====== The records
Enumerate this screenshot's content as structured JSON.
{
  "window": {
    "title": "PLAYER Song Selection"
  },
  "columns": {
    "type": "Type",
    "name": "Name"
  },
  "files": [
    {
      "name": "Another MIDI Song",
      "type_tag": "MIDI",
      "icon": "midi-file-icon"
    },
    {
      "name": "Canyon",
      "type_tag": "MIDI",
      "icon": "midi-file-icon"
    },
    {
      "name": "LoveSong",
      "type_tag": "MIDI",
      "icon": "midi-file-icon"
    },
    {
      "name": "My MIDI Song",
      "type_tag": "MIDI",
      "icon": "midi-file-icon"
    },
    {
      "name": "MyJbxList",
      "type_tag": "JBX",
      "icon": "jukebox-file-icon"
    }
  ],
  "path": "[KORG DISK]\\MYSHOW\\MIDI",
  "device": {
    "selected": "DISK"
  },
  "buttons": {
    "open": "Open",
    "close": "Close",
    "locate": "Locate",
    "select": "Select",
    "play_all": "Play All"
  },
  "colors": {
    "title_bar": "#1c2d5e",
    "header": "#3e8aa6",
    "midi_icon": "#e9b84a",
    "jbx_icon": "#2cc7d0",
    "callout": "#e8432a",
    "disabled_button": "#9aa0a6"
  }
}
============
Task to complete
Copy out the whole listing exactly as written.

Solution for this problem
Enumerate this screenshot's content as structured JSON.
{
  "window": {
    "title": "PLAYER Song Selection"
  },
  "columns": {
    "type": "Type",
    "name": "Name"
  },
  "files": [
    {
      "name": "Another MIDI Song",
      "type_tag": "MIDI",
      "icon": "midi-file-icon"
    },
    {
      "name": "Canyon",
      "type_tag": "MIDI",
      "icon": "midi-file-icon"
    },
    {
      "name": "LoveSong",
      "type_tag": "MIDI",
      "icon": "midi-file-icon"
    },
    {
      "name": "My MIDI Song",
      "type_tag": "MIDI",
      "icon": "midi-file-icon"
    },
    {
      "name": "MyJbxList",
      "type_tag": "JBX",
      "icon": "jukebox-file-icon"
    }
  ],
  "path": "[KORG DISK]\\MYSHOW\\MIDI",
  "device": {
    "selected": "DISK"
  },
  "buttons": {
    "open": "Open",
    "close": "Close",
    "locate": "Locate",
    "select": "Select",
    "play_all": "Play All"
  },
  "colors": {
    "title_bar": "#1c2d5e",
    "header": "#3e8aa6",
    "midi_icon": "#e9b84a",
    "jbx_icon": "#2cc7d0",
    "callout": "#e8432a",
    "disabled_button": "#9aa0a6"
  }
}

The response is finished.